Records shown:
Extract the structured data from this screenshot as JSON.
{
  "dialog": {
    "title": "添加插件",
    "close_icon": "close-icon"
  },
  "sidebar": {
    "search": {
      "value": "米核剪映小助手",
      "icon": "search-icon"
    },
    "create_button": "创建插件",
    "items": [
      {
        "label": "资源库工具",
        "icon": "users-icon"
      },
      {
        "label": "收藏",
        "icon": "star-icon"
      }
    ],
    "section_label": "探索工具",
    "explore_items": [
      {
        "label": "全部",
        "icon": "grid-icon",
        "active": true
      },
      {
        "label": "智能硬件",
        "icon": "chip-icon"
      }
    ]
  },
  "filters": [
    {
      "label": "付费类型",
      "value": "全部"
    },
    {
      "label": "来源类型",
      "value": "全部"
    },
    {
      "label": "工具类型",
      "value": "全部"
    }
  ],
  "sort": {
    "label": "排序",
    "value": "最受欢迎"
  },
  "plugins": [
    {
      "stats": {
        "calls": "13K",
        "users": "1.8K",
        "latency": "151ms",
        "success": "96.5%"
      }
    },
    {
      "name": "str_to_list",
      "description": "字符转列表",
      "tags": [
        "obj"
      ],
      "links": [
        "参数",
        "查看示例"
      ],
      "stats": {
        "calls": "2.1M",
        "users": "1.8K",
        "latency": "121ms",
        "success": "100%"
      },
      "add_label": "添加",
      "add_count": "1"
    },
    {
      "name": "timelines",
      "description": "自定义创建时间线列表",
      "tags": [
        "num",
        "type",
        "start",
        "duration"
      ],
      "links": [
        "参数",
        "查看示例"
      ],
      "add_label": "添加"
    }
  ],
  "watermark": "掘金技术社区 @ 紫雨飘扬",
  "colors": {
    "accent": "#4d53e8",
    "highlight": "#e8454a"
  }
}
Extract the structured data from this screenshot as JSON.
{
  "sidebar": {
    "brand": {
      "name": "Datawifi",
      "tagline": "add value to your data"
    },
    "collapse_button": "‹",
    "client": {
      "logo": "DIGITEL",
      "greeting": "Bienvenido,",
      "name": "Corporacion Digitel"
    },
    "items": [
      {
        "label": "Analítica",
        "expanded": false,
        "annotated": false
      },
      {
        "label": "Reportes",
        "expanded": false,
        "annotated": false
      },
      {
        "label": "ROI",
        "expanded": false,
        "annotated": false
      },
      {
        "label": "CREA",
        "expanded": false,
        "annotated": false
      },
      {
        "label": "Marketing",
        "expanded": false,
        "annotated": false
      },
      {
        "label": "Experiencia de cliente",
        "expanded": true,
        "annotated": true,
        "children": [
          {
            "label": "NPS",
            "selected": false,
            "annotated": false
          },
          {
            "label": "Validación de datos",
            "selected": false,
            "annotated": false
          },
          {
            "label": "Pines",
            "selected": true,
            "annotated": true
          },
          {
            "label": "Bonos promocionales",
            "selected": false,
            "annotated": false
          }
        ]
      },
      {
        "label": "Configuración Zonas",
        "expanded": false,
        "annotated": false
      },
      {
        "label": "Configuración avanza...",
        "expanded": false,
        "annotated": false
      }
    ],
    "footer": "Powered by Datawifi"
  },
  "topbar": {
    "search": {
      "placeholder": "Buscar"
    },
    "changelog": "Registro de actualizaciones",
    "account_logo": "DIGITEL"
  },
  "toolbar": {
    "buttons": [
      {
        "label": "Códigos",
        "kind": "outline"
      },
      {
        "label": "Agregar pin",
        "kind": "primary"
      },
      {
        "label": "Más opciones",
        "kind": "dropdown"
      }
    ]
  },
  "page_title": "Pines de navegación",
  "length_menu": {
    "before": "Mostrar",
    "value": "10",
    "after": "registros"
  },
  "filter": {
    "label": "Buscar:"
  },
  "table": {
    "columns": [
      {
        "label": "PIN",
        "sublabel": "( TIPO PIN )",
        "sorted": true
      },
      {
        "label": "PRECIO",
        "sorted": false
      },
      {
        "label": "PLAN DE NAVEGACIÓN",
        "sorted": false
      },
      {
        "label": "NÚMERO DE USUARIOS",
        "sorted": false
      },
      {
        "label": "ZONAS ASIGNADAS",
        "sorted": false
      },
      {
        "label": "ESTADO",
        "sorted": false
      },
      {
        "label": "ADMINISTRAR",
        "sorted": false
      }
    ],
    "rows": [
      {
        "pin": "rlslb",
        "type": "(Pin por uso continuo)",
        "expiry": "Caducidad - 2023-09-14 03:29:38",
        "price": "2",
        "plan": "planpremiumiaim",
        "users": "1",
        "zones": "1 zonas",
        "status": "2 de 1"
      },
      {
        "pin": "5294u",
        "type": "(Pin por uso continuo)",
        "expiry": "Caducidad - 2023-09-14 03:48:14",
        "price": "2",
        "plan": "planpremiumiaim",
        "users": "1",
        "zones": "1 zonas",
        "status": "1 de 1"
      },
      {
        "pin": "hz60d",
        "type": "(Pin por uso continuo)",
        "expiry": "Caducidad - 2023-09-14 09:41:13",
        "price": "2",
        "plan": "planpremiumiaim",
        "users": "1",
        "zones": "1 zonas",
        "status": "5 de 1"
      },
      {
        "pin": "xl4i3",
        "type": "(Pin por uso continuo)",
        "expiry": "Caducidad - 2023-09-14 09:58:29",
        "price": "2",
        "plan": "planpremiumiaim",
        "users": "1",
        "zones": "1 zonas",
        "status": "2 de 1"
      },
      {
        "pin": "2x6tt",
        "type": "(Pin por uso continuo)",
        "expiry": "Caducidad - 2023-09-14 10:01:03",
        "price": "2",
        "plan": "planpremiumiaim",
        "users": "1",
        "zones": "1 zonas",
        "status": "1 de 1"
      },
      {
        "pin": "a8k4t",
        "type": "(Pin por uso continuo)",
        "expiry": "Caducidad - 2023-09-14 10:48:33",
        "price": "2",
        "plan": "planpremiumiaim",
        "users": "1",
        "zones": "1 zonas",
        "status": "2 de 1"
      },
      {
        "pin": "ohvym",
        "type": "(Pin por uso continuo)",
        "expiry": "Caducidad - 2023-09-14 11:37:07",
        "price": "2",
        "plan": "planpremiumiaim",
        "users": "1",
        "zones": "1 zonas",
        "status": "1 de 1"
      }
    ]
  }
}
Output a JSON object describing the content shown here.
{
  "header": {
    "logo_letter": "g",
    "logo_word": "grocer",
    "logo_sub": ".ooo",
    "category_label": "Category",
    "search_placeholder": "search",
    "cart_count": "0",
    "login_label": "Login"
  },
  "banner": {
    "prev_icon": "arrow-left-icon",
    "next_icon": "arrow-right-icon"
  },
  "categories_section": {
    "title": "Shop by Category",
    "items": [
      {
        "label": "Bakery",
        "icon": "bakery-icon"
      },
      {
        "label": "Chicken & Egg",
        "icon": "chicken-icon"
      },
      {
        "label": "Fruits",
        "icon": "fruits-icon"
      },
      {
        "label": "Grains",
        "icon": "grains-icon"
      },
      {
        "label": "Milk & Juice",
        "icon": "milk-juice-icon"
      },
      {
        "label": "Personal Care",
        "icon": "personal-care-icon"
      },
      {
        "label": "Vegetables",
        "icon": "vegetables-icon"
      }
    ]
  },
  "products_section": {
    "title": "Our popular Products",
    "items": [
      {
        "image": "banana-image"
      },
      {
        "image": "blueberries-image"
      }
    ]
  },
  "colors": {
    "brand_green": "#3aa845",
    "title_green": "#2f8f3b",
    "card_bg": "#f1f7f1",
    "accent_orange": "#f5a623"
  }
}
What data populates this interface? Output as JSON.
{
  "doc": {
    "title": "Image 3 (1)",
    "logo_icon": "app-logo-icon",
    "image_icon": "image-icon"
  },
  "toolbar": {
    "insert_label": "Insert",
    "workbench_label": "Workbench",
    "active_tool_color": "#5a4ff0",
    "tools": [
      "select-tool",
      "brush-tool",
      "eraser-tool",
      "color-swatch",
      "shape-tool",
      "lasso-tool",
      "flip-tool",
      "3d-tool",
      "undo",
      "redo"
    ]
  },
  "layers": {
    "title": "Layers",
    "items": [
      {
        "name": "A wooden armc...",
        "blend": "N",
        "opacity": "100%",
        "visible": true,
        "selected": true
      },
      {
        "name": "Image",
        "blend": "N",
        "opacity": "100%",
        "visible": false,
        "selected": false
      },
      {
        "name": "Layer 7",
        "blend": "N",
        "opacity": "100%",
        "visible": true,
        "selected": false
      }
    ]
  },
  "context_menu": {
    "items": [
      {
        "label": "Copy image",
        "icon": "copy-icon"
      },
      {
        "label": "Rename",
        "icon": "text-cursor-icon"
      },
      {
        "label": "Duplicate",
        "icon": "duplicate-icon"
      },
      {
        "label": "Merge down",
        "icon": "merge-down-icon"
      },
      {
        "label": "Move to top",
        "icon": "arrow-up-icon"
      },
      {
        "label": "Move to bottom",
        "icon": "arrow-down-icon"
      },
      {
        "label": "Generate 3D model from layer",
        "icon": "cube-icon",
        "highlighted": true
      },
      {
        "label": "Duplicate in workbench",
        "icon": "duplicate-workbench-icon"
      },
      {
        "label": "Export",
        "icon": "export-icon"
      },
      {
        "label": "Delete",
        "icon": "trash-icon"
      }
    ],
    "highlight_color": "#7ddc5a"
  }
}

The task: Read through the entries and copy each line in which "value" appears.

Full answer:
      "value": "米核剪映小助手",
      "value": "全部"
      "value": "全部"
      "value": "全部"
    "value": "最受欢迎"
      "tagline": "add value to your data"
    "value": "10",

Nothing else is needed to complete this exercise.